Problem to work on ▸
Reproduce every line of the material below exactly, but leave out the pictures.
================
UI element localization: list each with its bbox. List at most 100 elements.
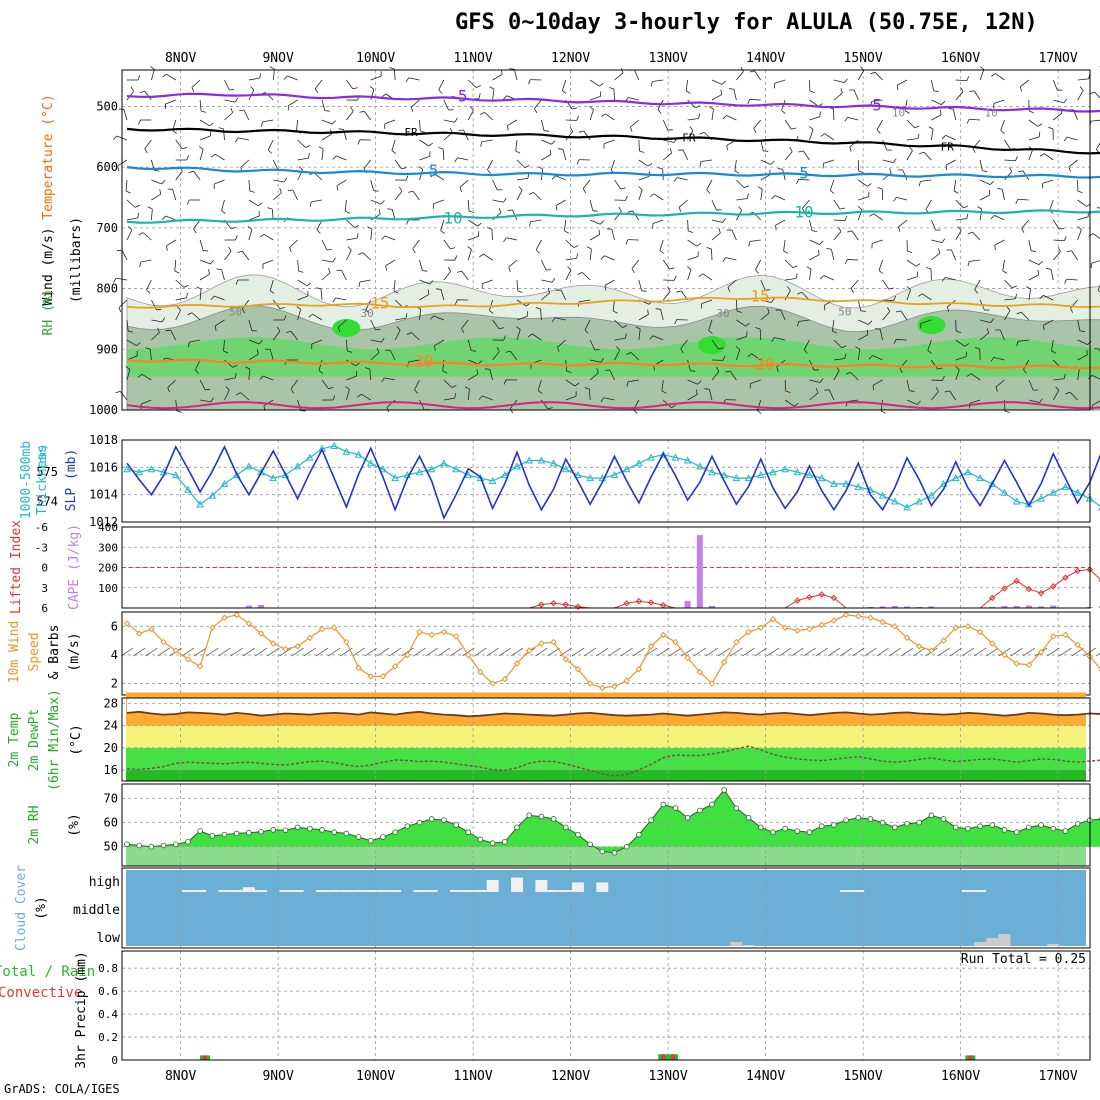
wind-barb xyxy=(199,119,210,127)
wind-barb xyxy=(888,287,894,290)
wind-barb-10m xyxy=(376,647,390,657)
wind-barb xyxy=(1097,290,1100,293)
wind-barb xyxy=(365,309,370,314)
wind-barb xyxy=(489,299,494,311)
wind-barb xyxy=(1077,216,1089,221)
wind-barb xyxy=(236,392,241,396)
wind-barb xyxy=(661,390,667,394)
wind-barb xyxy=(736,336,747,341)
cloud-high-bar xyxy=(425,890,438,892)
wind-barb xyxy=(491,228,494,241)
wind-barb xyxy=(316,287,322,290)
wind-barb-10m xyxy=(181,647,195,657)
wind-barb xyxy=(867,183,872,187)
wind-barb xyxy=(503,95,508,100)
wind-speed-point xyxy=(964,623,972,630)
wind-barb xyxy=(191,79,201,88)
rh-point xyxy=(879,819,886,826)
wind-barb xyxy=(262,119,274,123)
wind-barb xyxy=(527,333,533,338)
thickness-point xyxy=(245,462,253,470)
wind-barb xyxy=(358,281,361,287)
wind-barb xyxy=(126,319,129,331)
rh-point xyxy=(233,830,240,837)
wind-barb xyxy=(955,356,967,361)
wind-barb xyxy=(405,77,410,83)
wind-barb xyxy=(139,262,141,268)
wind-barb xyxy=(583,130,591,141)
wind-barb xyxy=(487,159,493,170)
wind-barb xyxy=(687,118,699,121)
wind-barb xyxy=(1095,142,1100,150)
wind-barb xyxy=(844,215,848,221)
wind-barb xyxy=(906,150,913,161)
cape-bar xyxy=(1038,606,1045,608)
wind-barb xyxy=(126,369,131,381)
wind-barb xyxy=(953,109,957,121)
thickness-point xyxy=(842,479,850,487)
wind-barb xyxy=(638,176,650,181)
wind-barb xyxy=(198,146,204,150)
wind-barb xyxy=(336,179,347,187)
wind-barb xyxy=(121,250,128,261)
rh-fill xyxy=(127,790,1100,853)
wind-barb xyxy=(760,159,771,165)
wind-barb xyxy=(601,113,606,118)
tick-label-rh: 50 xyxy=(104,840,118,854)
wind-barb xyxy=(670,405,676,409)
panel-cloud xyxy=(121,867,1091,949)
wind-barb xyxy=(240,392,250,401)
wind-barb xyxy=(1028,399,1040,404)
contour-label: 15 xyxy=(751,287,770,306)
wind-barb xyxy=(698,113,701,119)
wind-barb xyxy=(760,279,766,291)
wind-barb xyxy=(785,390,791,393)
wind-barb xyxy=(166,73,176,81)
cape-bar xyxy=(1013,605,1020,608)
wind-barb xyxy=(475,85,481,89)
wind-barb xyxy=(955,339,965,347)
wind-barb xyxy=(189,339,201,343)
wind-barb xyxy=(257,202,263,207)
wind-barb xyxy=(454,393,457,399)
cloud-high-bar xyxy=(840,890,853,892)
wind-barb xyxy=(262,259,274,265)
rh-point xyxy=(514,824,520,831)
wind-speed-point xyxy=(550,638,557,646)
wind-barb xyxy=(249,190,255,193)
wind-barb xyxy=(870,71,876,75)
wind-barb xyxy=(738,206,743,211)
wind-barb xyxy=(844,353,847,359)
wind-barb xyxy=(833,358,845,361)
wind-barb xyxy=(261,121,263,127)
wind-barb-10m xyxy=(632,647,646,657)
wind-barb xyxy=(945,165,948,171)
wind-barb xyxy=(630,352,640,361)
wind-barb xyxy=(1094,348,1100,350)
wind-barb-10m xyxy=(596,647,609,657)
wind-speed-point xyxy=(1062,631,1069,639)
wind-barb xyxy=(1079,86,1084,91)
wind-barb xyxy=(507,125,509,131)
wind-barb xyxy=(935,386,939,392)
wind-barb xyxy=(378,209,381,215)
wind-barb xyxy=(1077,226,1082,230)
date-label-bottom: 12NOV xyxy=(551,1069,590,1084)
wind-barb xyxy=(391,150,397,154)
wind-barb xyxy=(682,149,688,161)
wind-barb xyxy=(492,351,500,361)
wind-barb xyxy=(638,279,642,291)
wind-barb-10m xyxy=(242,647,256,657)
cloud-high-bar xyxy=(389,890,402,892)
wind-barb xyxy=(868,355,873,360)
wind-barb xyxy=(332,155,337,160)
wind-barb xyxy=(492,319,500,330)
rh-point xyxy=(282,827,289,834)
dewpt-line xyxy=(126,745,1100,777)
wind-barb xyxy=(1006,306,1011,311)
wind-barb-10m xyxy=(132,647,146,657)
wind-barb xyxy=(927,339,932,351)
wind-barb xyxy=(612,310,618,314)
wind-barb xyxy=(841,345,847,349)
wind-barb xyxy=(722,218,726,223)
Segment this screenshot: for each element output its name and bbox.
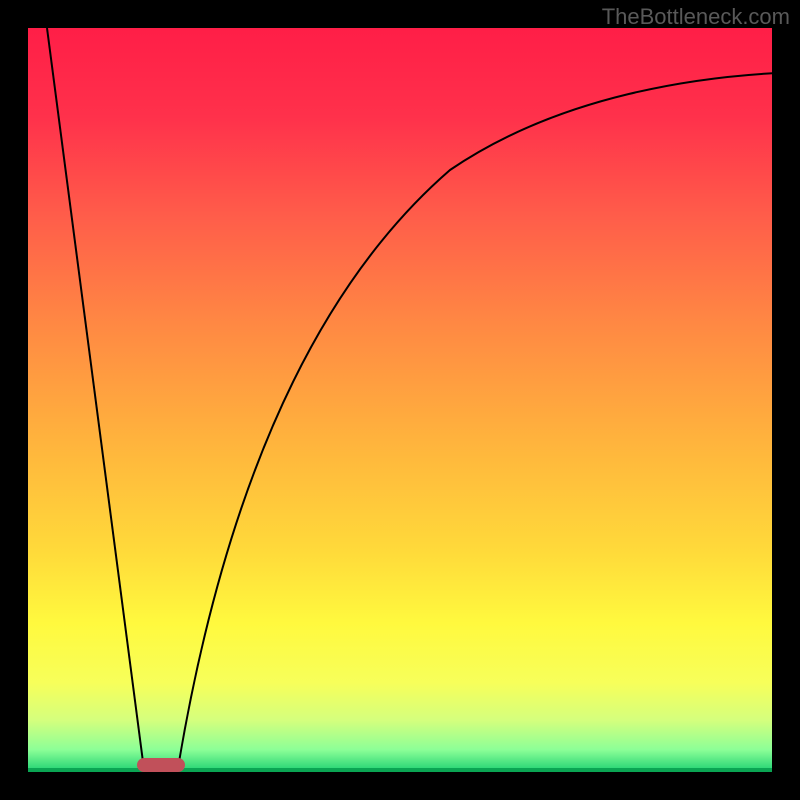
chart-container: TheBottleneck.com	[0, 0, 800, 800]
marker-pill	[137, 758, 185, 772]
chart-svg	[0, 0, 800, 800]
watermark-text: TheBottleneck.com	[602, 4, 790, 30]
plot-background	[28, 28, 772, 772]
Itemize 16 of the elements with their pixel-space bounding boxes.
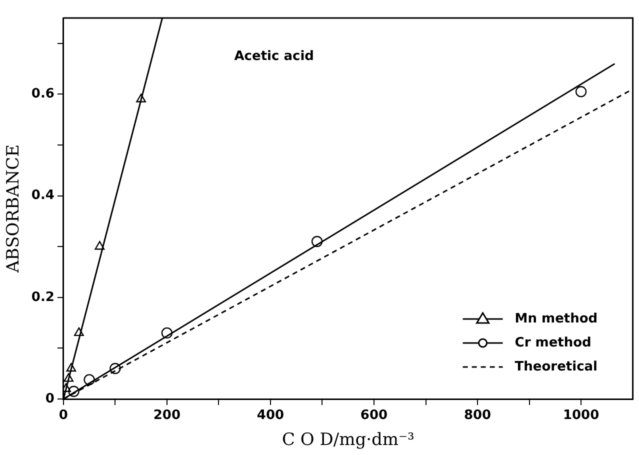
y-tick-label: 0 xyxy=(45,391,54,406)
legend-label: Theoretical xyxy=(514,359,598,374)
x-tick-label: 600 xyxy=(360,408,388,424)
annotation: Acetic acid xyxy=(234,49,314,64)
y-tick-label: 0.6 xyxy=(31,86,54,102)
x-tick-label: 400 xyxy=(256,408,284,424)
y-tick-label: 0.4 xyxy=(31,188,54,204)
legend-label: Mn method xyxy=(514,311,598,326)
legend-label: Cr method xyxy=(514,335,592,350)
y-axis-title: ABSORBANCE xyxy=(4,144,24,274)
x-tick-label: 200 xyxy=(153,408,181,424)
x-tick-label: 1000 xyxy=(562,408,600,424)
x-axis-title: C O D/mg·dm⁻³ xyxy=(282,430,414,450)
x-tick-label: 800 xyxy=(464,408,492,424)
x-tick-label: 0 xyxy=(58,408,68,424)
y-tick-label: 0.2 xyxy=(31,290,54,305)
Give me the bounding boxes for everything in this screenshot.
================
Task output ▸
UI element localization: list each with its bbox. List at most 100 elements.
wind-barb xyxy=(199,119,210,127)
wind-barb xyxy=(888,287,894,290)
wind-barb-10m xyxy=(376,647,390,657)
wind-barb xyxy=(1097,290,1100,293)
wind-barb xyxy=(365,309,370,314)
wind-barb xyxy=(489,299,494,311)
wind-barb xyxy=(1077,216,1089,221)
wind-barb xyxy=(236,392,241,396)
wind-barb xyxy=(661,390,667,394)
wind-barb xyxy=(736,336,747,341)
cloud-high-bar xyxy=(425,890,438,892)
wind-barb xyxy=(491,228,494,241)
wind-barb xyxy=(316,287,322,290)
wind-barb-10m xyxy=(181,647,195,657)
wind-barb xyxy=(867,183,872,187)
wind-barb xyxy=(503,95,508,100)
wind-speed-point xyxy=(964,623,972,630)
wind-barb xyxy=(191,79,201,88)
rh-point xyxy=(879,819,886,826)
wind-barb xyxy=(262,119,274,123)
wind-barb xyxy=(527,333,533,338)
thickness-point xyxy=(245,462,253,470)
wind-barb xyxy=(358,281,361,287)
wind-barb xyxy=(126,319,129,331)
rh-point xyxy=(233,830,240,837)
wind-barb xyxy=(955,356,967,361)
wind-barb xyxy=(405,77,410,83)
wind-barb xyxy=(139,262,141,268)
wind-barb xyxy=(583,130,591,141)
wind-barb xyxy=(487,159,493,170)
wind-barb xyxy=(687,118,699,121)
wind-barb xyxy=(1095,142,1100,150)
wind-barb xyxy=(844,215,848,221)
wind-barb xyxy=(906,150,913,161)
cape-bar xyxy=(1038,606,1045,608)
wind-barb xyxy=(126,369,131,381)
wind-barb xyxy=(953,109,957,121)
thickness-point xyxy=(842,479,850,487)
wind-barb xyxy=(638,176,650,181)
wind-barb xyxy=(198,146,204,150)
wind-barb xyxy=(336,179,347,187)
wind-barb xyxy=(121,250,128,261)
rh-fill xyxy=(127,790,1100,853)
wind-barb xyxy=(760,159,771,165)
wind-barb xyxy=(601,113,606,118)
tick-label-rh: 50 xyxy=(104,840,118,854)
wind-barb xyxy=(670,405,676,409)
panel-cloud xyxy=(121,867,1091,949)
wind-barb xyxy=(240,392,250,401)
wind-barb xyxy=(1028,399,1040,404)
contour-label: 15 xyxy=(751,287,770,306)
wind-barb xyxy=(698,113,701,119)
wind-barb xyxy=(760,279,766,291)
wind-barb xyxy=(785,390,791,393)
wind-barb xyxy=(166,73,176,81)
cape-bar xyxy=(1013,605,1020,608)
wind-barb xyxy=(475,85,481,89)
wind-barb xyxy=(955,339,965,347)
wind-barb xyxy=(189,339,201,343)
wind-barb xyxy=(257,202,263,207)
wind-barb xyxy=(454,393,457,399)
cloud-high-bar xyxy=(840,890,853,892)
wind-barb xyxy=(262,259,274,265)
rh-point xyxy=(514,824,520,831)
wind-speed-point xyxy=(550,638,557,646)
wind-barb xyxy=(249,190,255,193)
wind-barb xyxy=(870,71,876,75)
wind-barb xyxy=(738,206,743,211)
wind-barb xyxy=(844,353,847,359)
wind-barb xyxy=(833,358,845,361)
wind-barb xyxy=(261,121,263,127)
wind-barb-10m xyxy=(632,647,646,657)
wind-barb xyxy=(945,165,948,171)
wind-barb xyxy=(630,352,640,361)
wind-barb xyxy=(1094,348,1100,350)
wind-barb-10m xyxy=(596,647,609,657)
wind-speed-point xyxy=(1062,631,1069,639)
wind-barb xyxy=(1079,86,1084,91)
wind-barb xyxy=(507,125,509,131)
wind-barb xyxy=(935,386,939,392)
wind-barb xyxy=(378,209,381,215)
wind-barb xyxy=(1077,226,1082,230)
date-label-bottom: 12NOV xyxy=(551,1069,590,1084)
wind-barb xyxy=(391,150,397,154)
wind-barb xyxy=(682,149,688,161)
wind-barb xyxy=(492,351,500,361)
wind-barb xyxy=(638,279,642,291)
wind-barb-10m xyxy=(242,647,256,657)
cloud-high-bar xyxy=(389,890,402,892)
wind-barb xyxy=(868,355,873,360)
wind-barb xyxy=(332,155,337,160)
wind-barb xyxy=(492,319,500,330)
rh-point xyxy=(282,827,289,834)
dewpt-line xyxy=(126,745,1100,777)
wind-barb xyxy=(1006,306,1011,311)
wind-barb-10m xyxy=(132,647,146,657)
wind-barb xyxy=(927,339,932,351)
wind-barb xyxy=(612,310,618,314)
wind-barb xyxy=(841,345,847,349)
wind-barb xyxy=(722,218,726,223)
Segment this screenshot: for each element output its name and bbox.
chart-container: TheBottleneck.com	[0, 0, 800, 800]
marker-pill	[137, 758, 185, 772]
chart-svg	[0, 0, 800, 800]
watermark-text: TheBottleneck.com	[602, 4, 790, 30]
plot-background	[28, 28, 772, 772]
Itemize 16 of the elements with their pixel-space bounding boxes.
y-tick-label: 0 xyxy=(45,391,54,406)
legend-label: Theoretical xyxy=(514,359,598,374)
x-tick-label: 600 xyxy=(360,408,388,424)
annotation: Acetic acid xyxy=(234,49,314,64)
y-tick-label: 0.6 xyxy=(31,86,54,102)
x-tick-label: 400 xyxy=(256,408,284,424)
y-tick-label: 0.4 xyxy=(31,188,54,204)
legend-label: Mn method xyxy=(514,311,598,326)
legend-label: Cr method xyxy=(514,335,592,350)
y-axis-title: ABSORBANCE xyxy=(4,144,24,274)
x-tick-label: 200 xyxy=(153,408,181,424)
x-tick-label: 1000 xyxy=(562,408,600,424)
x-axis-title: C O D/mg·dm⁻³ xyxy=(282,430,414,450)
x-tick-label: 800 xyxy=(464,408,492,424)
x-tick-label: 0 xyxy=(58,408,68,424)
y-tick-label: 0.2 xyxy=(31,290,54,305)
Give me the bounding boxes for everything in this screenshot.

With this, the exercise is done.